◆ **Task to carry out**: Copy every line of the records below without any change.

** BEGIN Available records **

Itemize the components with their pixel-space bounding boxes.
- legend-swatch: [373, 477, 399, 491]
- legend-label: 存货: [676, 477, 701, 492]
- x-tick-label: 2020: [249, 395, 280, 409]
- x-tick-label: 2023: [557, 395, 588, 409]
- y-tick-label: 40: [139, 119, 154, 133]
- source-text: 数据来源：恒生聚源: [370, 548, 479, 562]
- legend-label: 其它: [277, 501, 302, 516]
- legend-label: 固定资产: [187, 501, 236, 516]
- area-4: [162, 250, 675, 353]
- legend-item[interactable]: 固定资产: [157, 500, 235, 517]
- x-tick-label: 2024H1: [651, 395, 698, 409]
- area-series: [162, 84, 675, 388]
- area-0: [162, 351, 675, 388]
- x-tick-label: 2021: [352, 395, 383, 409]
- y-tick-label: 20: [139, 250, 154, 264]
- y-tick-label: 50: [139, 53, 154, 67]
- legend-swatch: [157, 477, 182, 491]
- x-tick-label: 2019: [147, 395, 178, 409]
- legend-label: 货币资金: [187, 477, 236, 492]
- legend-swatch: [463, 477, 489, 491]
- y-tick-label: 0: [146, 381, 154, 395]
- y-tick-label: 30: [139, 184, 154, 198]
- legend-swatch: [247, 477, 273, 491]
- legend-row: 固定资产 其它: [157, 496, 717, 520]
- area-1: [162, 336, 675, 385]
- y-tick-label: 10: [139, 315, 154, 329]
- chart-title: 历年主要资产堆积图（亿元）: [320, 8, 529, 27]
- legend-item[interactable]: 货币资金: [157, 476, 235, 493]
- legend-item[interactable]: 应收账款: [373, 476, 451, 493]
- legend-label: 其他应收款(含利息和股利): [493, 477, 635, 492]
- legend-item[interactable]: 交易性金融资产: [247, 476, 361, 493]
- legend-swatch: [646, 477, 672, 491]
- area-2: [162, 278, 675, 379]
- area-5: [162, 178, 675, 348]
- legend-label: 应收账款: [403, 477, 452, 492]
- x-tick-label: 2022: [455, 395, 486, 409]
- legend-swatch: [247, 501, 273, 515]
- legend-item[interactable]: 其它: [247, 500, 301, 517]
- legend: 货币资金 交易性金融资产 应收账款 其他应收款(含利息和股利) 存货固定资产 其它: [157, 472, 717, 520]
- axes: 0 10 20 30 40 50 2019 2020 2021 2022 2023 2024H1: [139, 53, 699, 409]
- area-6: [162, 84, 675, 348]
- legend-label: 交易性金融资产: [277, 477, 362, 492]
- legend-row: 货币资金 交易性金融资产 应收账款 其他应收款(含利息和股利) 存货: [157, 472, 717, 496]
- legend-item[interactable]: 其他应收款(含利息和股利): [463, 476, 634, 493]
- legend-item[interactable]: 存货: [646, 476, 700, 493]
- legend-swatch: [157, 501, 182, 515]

** END Available records **

◆ **Response**:
Itemize the components with their pixel-space bounding boxes.
- legend-swatch: [373, 477, 399, 491]
- legend-label: 存货: [676, 477, 701, 492]
- x-tick-label: 2020: [249, 395, 280, 409]
- x-tick-label: 2023: [557, 395, 588, 409]
- y-tick-label: 40: [139, 119, 154, 133]
- source-text: 数据来源：恒生聚源: [370, 548, 479, 562]
- legend-label: 其它: [277, 501, 302, 516]
- legend-label: 固定资产: [187, 501, 236, 516]
- area-4: [162, 250, 675, 353]
- legend-item[interactable]: 固定资产: [157, 500, 235, 517]
- x-tick-label: 2024H1: [651, 395, 698, 409]
- area-series: [162, 84, 675, 388]
- area-0: [162, 351, 675, 388]
- x-tick-label: 2021: [352, 395, 383, 409]
- y-tick-label: 20: [139, 250, 154, 264]
- y-tick-label: 50: [139, 53, 154, 67]
- legend-swatch: [157, 477, 182, 491]
- x-tick-label: 2019: [147, 395, 178, 409]
- legend-label: 货币资金: [187, 477, 236, 492]
- legend-swatch: [463, 477, 489, 491]
- y-tick-label: 0: [146, 381, 154, 395]
- y-tick-label: 30: [139, 184, 154, 198]
- legend-swatch: [247, 477, 273, 491]
- legend-row: 固定资产 其它: [157, 496, 717, 520]
- area-1: [162, 336, 675, 385]
- y-tick-label: 10: [139, 315, 154, 329]
- chart-title: 历年主要资产堆积图（亿元）: [320, 8, 529, 27]
- legend-item[interactable]: 货币资金: [157, 476, 235, 493]
- legend-item[interactable]: 应收账款: [373, 476, 451, 493]
- legend-label: 其他应收款(含利息和股利): [493, 477, 635, 492]
- legend-item[interactable]: 交易性金融资产: [247, 476, 361, 493]
- legend-swatch: [646, 477, 672, 491]
- area-2: [162, 278, 675, 379]
- area-5: [162, 178, 675, 348]
- legend-label: 应收账款: [403, 477, 452, 492]
- x-tick-label: 2022: [455, 395, 486, 409]
- legend-swatch: [247, 501, 273, 515]
- legend-item[interactable]: 其它: [247, 500, 301, 517]
- legend: 货币资金 交易性金融资产 应收账款 其他应收款(含利息和股利) 存货固定资产 其它: [157, 472, 717, 520]
- axes: 0 10 20 30 40 50 2019 2020 2021 2022 2023 2024H1: [139, 53, 699, 409]
- area-6: [162, 84, 675, 348]
- legend-label: 交易性金融资产: [277, 477, 362, 492]
- legend-row: 货币资金 交易性金融资产 应收账款 其他应收款(含利息和股利) 存货: [157, 472, 717, 496]
- legend-item[interactable]: 其他应收款(含利息和股利): [463, 476, 634, 493]
- legend-item[interactable]: 存货: [646, 476, 700, 493]
- legend-swatch: [157, 501, 182, 515]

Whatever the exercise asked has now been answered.